** Stated task **
Where a line contains the word "сеть", copy that line in full.

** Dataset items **
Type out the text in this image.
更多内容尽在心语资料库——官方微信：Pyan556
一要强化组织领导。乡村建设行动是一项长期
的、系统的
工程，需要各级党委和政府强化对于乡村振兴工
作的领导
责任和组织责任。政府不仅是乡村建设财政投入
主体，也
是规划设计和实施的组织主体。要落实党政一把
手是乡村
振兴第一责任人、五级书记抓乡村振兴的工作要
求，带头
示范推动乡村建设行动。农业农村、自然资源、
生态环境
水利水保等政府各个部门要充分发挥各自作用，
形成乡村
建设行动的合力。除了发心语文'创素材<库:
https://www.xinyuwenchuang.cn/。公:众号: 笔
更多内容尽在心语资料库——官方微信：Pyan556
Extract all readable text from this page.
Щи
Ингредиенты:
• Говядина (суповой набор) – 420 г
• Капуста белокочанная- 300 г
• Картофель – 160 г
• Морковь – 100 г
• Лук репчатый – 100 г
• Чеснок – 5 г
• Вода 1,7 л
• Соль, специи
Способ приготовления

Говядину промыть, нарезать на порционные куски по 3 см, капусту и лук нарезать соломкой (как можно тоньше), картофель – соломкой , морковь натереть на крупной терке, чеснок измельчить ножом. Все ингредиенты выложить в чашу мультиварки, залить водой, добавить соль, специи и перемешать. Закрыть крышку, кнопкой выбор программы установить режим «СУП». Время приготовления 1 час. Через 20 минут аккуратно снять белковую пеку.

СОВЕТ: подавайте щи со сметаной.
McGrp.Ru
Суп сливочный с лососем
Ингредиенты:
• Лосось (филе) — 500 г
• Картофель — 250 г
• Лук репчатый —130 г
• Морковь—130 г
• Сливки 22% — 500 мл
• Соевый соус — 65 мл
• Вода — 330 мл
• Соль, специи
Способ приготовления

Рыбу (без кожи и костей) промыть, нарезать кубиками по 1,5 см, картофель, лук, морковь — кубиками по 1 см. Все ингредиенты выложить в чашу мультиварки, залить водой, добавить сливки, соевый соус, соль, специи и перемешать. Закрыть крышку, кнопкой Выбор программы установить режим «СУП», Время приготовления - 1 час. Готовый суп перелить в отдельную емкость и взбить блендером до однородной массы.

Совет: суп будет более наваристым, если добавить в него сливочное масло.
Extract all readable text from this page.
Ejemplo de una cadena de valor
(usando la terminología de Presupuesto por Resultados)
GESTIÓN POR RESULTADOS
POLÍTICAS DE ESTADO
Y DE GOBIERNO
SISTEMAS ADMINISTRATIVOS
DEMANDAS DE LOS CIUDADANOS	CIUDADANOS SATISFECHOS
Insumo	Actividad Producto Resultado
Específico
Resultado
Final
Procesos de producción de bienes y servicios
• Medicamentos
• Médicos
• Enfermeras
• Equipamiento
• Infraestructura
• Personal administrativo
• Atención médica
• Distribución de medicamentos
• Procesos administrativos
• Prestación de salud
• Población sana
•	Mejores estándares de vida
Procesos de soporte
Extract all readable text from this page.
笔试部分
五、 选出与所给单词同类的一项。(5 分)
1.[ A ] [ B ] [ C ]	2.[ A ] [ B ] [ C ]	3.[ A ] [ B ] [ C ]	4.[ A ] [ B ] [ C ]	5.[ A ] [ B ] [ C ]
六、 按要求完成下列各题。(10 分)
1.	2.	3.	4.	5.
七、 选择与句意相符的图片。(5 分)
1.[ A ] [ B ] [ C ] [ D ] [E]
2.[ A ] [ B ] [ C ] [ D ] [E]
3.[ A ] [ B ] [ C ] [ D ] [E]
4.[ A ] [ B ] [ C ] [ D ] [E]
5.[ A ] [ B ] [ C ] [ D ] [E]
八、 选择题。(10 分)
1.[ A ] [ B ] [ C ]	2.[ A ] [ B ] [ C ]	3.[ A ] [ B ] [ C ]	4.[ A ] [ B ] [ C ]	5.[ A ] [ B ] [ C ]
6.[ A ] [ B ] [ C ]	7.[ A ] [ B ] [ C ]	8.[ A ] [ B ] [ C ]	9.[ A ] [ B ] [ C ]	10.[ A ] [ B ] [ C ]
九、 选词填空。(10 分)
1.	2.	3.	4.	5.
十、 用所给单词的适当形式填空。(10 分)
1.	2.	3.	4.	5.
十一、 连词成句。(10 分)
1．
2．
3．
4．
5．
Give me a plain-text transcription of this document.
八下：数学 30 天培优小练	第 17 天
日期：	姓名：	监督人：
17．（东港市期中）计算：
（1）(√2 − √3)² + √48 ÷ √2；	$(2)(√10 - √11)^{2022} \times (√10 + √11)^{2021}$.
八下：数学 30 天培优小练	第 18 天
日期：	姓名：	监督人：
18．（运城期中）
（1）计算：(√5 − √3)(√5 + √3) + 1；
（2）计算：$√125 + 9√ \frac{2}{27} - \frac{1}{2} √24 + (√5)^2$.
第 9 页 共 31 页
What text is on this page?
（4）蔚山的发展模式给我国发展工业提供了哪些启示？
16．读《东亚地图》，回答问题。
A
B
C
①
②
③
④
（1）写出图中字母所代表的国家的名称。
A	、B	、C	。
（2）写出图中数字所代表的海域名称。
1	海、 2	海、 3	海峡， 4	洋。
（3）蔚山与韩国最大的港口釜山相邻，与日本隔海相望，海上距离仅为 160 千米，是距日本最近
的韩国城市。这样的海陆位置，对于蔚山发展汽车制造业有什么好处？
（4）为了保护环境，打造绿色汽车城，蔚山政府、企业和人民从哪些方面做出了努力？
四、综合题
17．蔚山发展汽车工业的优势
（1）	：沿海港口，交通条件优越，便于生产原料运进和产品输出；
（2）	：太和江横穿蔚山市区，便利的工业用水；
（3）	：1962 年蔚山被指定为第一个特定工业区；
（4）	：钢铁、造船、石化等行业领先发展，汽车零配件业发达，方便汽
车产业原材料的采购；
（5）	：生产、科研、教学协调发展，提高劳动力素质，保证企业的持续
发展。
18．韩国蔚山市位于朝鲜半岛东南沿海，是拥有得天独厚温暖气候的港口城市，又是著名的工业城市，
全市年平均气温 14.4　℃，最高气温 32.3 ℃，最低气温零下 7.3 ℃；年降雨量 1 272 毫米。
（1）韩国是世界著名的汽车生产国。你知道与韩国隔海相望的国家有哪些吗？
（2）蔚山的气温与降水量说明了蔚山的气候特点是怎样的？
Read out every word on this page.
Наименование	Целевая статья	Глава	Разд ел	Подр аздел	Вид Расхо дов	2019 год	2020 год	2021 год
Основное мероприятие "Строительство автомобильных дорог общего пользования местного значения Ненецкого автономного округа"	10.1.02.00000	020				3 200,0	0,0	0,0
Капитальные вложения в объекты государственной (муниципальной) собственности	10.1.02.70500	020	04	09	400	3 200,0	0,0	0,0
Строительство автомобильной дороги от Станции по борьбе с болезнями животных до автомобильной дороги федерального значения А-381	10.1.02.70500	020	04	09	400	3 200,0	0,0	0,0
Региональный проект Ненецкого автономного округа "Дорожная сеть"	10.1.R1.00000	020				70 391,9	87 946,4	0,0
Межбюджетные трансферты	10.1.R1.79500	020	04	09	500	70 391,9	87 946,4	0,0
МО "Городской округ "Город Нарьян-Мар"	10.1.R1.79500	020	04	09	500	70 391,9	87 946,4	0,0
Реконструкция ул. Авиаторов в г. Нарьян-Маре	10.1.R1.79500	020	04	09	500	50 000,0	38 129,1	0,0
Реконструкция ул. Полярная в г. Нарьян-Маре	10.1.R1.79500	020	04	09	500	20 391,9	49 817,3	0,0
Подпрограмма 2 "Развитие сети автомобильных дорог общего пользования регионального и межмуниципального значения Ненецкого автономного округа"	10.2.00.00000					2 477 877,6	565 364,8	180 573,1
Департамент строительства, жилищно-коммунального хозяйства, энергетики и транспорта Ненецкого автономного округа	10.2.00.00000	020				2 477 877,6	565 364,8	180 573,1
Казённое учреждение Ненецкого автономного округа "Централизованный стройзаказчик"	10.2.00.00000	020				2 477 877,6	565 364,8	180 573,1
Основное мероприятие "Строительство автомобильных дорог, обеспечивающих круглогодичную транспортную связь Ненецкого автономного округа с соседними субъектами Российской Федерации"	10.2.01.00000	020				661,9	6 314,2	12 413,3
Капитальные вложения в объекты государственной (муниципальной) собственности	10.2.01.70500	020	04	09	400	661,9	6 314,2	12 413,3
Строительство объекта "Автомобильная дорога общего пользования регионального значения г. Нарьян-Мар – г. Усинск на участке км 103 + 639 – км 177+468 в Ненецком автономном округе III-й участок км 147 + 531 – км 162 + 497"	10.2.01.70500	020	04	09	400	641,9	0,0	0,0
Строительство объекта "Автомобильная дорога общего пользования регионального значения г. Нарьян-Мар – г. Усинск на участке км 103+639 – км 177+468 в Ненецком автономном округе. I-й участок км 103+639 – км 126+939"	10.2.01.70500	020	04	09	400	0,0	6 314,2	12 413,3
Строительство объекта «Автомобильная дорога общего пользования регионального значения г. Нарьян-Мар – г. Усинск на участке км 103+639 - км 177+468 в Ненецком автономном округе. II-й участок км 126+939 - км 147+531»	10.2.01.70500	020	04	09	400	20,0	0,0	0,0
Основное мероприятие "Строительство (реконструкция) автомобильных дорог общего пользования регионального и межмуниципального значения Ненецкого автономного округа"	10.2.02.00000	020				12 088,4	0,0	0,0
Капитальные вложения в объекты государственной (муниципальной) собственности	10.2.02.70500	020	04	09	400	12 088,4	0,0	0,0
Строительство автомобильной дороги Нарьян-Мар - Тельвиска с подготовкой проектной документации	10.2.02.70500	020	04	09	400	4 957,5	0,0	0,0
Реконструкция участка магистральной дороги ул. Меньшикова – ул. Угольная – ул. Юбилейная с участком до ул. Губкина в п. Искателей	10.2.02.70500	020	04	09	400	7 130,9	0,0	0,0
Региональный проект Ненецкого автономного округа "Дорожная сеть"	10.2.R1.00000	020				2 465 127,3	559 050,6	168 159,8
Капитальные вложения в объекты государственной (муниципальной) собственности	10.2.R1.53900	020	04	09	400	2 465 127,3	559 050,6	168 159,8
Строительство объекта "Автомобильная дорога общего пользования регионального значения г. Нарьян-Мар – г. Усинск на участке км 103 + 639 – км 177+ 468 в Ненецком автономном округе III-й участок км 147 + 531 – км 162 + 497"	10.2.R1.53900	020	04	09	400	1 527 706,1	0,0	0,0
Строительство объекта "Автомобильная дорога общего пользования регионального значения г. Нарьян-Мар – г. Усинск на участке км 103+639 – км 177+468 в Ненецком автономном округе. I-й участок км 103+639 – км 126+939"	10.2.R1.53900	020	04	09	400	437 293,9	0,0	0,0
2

** Output below **
Региональный проект Ненецкого автономного округа "Дорожная сеть"	10.1.R1.00000	020				70 391,9	87 946,4	0,0
Региональный проект Ненецкого автономного округа "Дорожная сеть"	10.2.R1.00000	020				2 465 127,3	559 050,6	168 159,8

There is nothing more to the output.